━━━━━ DATA EXTRACT ━━━━━
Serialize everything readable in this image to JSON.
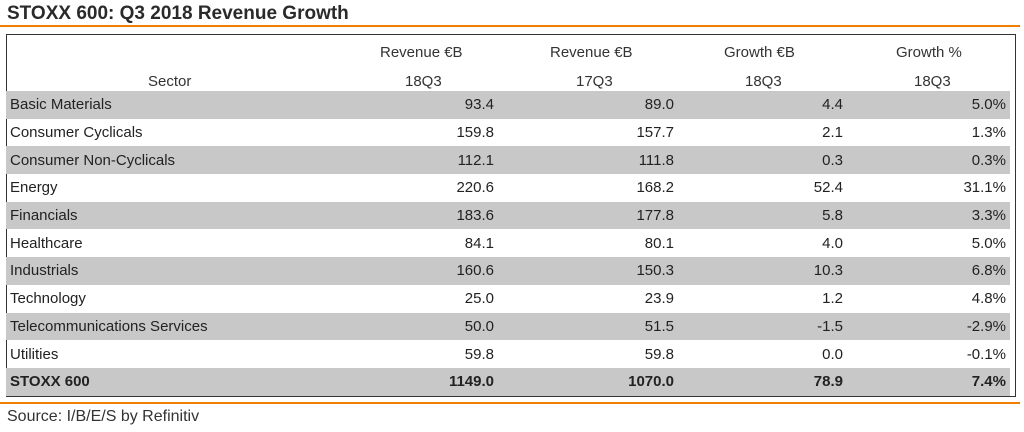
{
  "title": "STOXX 600: Q3 2018 Revenue Growth",
  "source": "Source: I/B/E/S by Refinitiv",
  "colors": {
    "accent_rule": "#f07f00",
    "row_shade": "#c8c8c8"
  },
  "chart_data": {
    "type": "table",
    "title": "STOXX 600: Q3 2018 Revenue Growth",
    "columns": [
      {
        "line1": "",
        "line2": "Sector"
      },
      {
        "line1": "Revenue €B",
        "line2": "18Q3"
      },
      {
        "line1": "Revenue €B",
        "line2": "17Q3"
      },
      {
        "line1": "Growth €B",
        "line2": "18Q3"
      },
      {
        "line1": "Growth %",
        "line2": "18Q3"
      }
    ],
    "rows": [
      {
        "sector": "Basic Materials",
        "rev_18q3": "93.4",
        "rev_17q3": "89.0",
        "growth_eur": "4.4",
        "growth_pct": "5.0%"
      },
      {
        "sector": "Consumer Cyclicals",
        "rev_18q3": "159.8",
        "rev_17q3": "157.7",
        "growth_eur": "2.1",
        "growth_pct": "1.3%"
      },
      {
        "sector": "Consumer Non-Cyclicals",
        "rev_18q3": "112.1",
        "rev_17q3": "111.8",
        "growth_eur": "0.3",
        "growth_pct": "0.3%"
      },
      {
        "sector": "Energy",
        "rev_18q3": "220.6",
        "rev_17q3": "168.2",
        "growth_eur": "52.4",
        "growth_pct": "31.1%"
      },
      {
        "sector": "Financials",
        "rev_18q3": "183.6",
        "rev_17q3": "177.8",
        "growth_eur": "5.8",
        "growth_pct": "3.3%"
      },
      {
        "sector": "Healthcare",
        "rev_18q3": "84.1",
        "rev_17q3": "80.1",
        "growth_eur": "4.0",
        "growth_pct": "5.0%"
      },
      {
        "sector": "Industrials",
        "rev_18q3": "160.6",
        "rev_17q3": "150.3",
        "growth_eur": "10.3",
        "growth_pct": "6.8%"
      },
      {
        "sector": "Technology",
        "rev_18q3": "25.0",
        "rev_17q3": "23.9",
        "growth_eur": "1.2",
        "growth_pct": "4.8%"
      },
      {
        "sector": "Telecommunications Services",
        "rev_18q3": "50.0",
        "rev_17q3": "51.5",
        "growth_eur": "-1.5",
        "growth_pct": "-2.9%"
      },
      {
        "sector": "Utilities",
        "rev_18q3": "59.8",
        "rev_17q3": "59.8",
        "growth_eur": "0.0",
        "growth_pct": "-0.1%"
      }
    ],
    "total": {
      "sector": "STOXX 600",
      "rev_18q3": "1149.0",
      "rev_17q3": "1070.0",
      "growth_eur": "78.9",
      "growth_pct": "7.4%"
    }
  }
}
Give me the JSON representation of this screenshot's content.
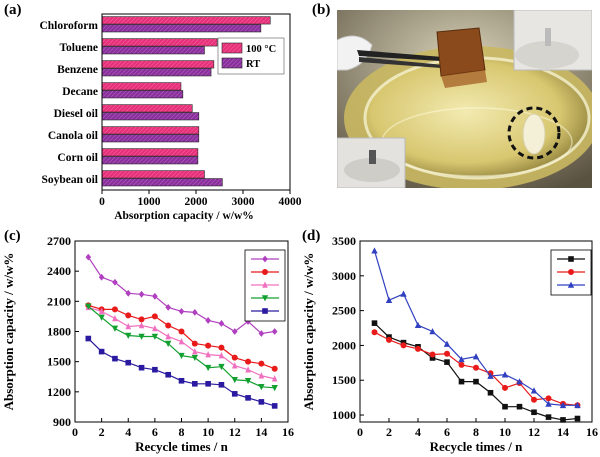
━━━━━
> **WHAT THIS TASK INVOLVES**
Transcribe every entry above exactly. Omit all pictures.

> **THE RESULT**
Serialize everything readable in this image to JSON.
{
  "title": "STOXX 600: Q3 2018 Revenue Growth",
  "source": "Source: I/B/E/S by Refinitiv",
  "colors": {
    "accent_rule": "#f07f00",
    "row_shade": "#c8c8c8"
  },
  "chart_data": {
    "type": "table",
    "title": "STOXX 600: Q3 2018 Revenue Growth",
    "columns": [
      {
        "line1": "",
        "line2": "Sector"
      },
      {
        "line1": "Revenue €B",
        "line2": "18Q3"
      },
      {
        "line1": "Revenue €B",
        "line2": "17Q3"
      },
      {
        "line1": "Growth €B",
        "line2": "18Q3"
      },
      {
        "line1": "Growth %",
        "line2": "18Q3"
      }
    ],
    "rows": [
      {
        "sector": "Basic Materials",
        "rev_18q3": "93.4",
        "rev_17q3": "89.0",
        "growth_eur": "4.4",
        "growth_pct": "5.0%"
      },
      {
        "sector": "Consumer Cyclicals",
        "rev_18q3": "159.8",
        "rev_17q3": "157.7",
        "growth_eur": "2.1",
        "growth_pct": "1.3%"
      },
      {
        "sector": "Consumer Non-Cyclicals",
        "rev_18q3": "112.1",
        "rev_17q3": "111.8",
        "growth_eur": "0.3",
        "growth_pct": "0.3%"
      },
      {
        "sector": "Energy",
        "rev_18q3": "220.6",
        "rev_17q3": "168.2",
        "growth_eur": "52.4",
        "growth_pct": "31.1%"
      },
      {
        "sector": "Financials",
        "rev_18q3": "183.6",
        "rev_17q3": "177.8",
        "growth_eur": "5.8",
        "growth_pct": "3.3%"
      },
      {
        "sector": "Healthcare",
        "rev_18q3": "84.1",
        "rev_17q3": "80.1",
        "growth_eur": "4.0",
        "growth_pct": "5.0%"
      },
      {
        "sector": "Industrials",
        "rev_18q3": "160.6",
        "rev_17q3": "150.3",
        "growth_eur": "10.3",
        "growth_pct": "6.8%"
      },
      {
        "sector": "Technology",
        "rev_18q3": "25.0",
        "rev_17q3": "23.9",
        "growth_eur": "1.2",
        "growth_pct": "4.8%"
      },
      {
        "sector": "Telecommunications Services",
        "rev_18q3": "50.0",
        "rev_17q3": "51.5",
        "growth_eur": "-1.5",
        "growth_pct": "-2.9%"
      },
      {
        "sector": "Utilities",
        "rev_18q3": "59.8",
        "rev_17q3": "59.8",
        "growth_eur": "0.0",
        "growth_pct": "-0.1%"
      }
    ],
    "total": {
      "sector": "STOXX 600",
      "rev_18q3": "1149.0",
      "rev_17q3": "1070.0",
      "growth_eur": "78.9",
      "growth_pct": "7.4%"
    }
  }
}
Give me the JSON representation of this screenshot's content.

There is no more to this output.